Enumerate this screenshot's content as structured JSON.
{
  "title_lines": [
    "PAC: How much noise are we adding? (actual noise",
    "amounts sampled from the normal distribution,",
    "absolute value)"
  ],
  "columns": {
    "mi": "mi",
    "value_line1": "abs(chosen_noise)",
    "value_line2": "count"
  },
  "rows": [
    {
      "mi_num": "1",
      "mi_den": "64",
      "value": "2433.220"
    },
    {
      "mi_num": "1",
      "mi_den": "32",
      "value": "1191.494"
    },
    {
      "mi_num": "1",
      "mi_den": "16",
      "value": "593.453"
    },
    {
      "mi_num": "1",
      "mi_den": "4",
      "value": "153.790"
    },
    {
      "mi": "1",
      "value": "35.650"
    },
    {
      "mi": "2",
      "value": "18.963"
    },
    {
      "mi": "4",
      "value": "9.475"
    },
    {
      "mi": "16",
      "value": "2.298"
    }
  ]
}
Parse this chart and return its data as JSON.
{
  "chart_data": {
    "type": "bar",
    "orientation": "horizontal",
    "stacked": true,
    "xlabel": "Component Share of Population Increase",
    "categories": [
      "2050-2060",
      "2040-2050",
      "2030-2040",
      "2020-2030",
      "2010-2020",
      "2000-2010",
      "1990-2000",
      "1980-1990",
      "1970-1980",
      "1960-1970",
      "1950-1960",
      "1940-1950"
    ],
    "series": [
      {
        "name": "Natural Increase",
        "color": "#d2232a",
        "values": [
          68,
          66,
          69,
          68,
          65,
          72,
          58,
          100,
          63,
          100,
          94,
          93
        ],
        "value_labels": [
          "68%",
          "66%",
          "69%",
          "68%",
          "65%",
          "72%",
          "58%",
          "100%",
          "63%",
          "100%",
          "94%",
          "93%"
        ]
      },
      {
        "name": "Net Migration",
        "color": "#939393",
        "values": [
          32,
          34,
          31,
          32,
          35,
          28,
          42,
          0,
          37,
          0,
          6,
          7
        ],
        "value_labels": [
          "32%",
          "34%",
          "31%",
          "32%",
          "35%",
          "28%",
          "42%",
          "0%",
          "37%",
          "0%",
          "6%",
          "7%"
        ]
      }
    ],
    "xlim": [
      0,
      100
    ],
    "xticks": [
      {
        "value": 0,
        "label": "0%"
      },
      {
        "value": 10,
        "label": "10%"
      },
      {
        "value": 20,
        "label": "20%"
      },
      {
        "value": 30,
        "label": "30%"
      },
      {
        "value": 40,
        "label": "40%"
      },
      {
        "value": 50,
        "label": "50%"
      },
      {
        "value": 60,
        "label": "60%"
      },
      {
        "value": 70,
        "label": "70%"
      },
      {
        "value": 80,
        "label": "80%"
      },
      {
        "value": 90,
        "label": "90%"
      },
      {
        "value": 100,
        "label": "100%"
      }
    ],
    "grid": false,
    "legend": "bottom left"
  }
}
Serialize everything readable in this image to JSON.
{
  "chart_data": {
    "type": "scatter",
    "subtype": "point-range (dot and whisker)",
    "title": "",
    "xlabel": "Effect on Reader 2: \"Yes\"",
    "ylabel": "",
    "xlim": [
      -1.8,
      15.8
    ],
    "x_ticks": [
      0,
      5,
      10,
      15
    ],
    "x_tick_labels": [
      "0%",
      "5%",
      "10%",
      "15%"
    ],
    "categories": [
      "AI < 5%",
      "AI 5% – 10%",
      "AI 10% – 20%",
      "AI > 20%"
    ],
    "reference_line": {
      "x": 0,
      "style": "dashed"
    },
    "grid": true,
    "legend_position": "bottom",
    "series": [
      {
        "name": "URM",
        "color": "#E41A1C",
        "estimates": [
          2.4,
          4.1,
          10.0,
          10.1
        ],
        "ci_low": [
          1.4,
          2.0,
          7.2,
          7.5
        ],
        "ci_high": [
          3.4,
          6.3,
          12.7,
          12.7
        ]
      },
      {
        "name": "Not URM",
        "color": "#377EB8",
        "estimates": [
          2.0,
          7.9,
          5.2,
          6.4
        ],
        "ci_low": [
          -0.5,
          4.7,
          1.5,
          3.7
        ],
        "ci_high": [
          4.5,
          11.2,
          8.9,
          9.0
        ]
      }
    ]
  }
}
•••
Given exercise - Take every line from the records above that has the word "JSON" and copy it.

Right answer -
Enumerate this screenshot's content as structured JSON.
Parse this chart and return its data as JSON.
Serialize everything readable in this image to JSON.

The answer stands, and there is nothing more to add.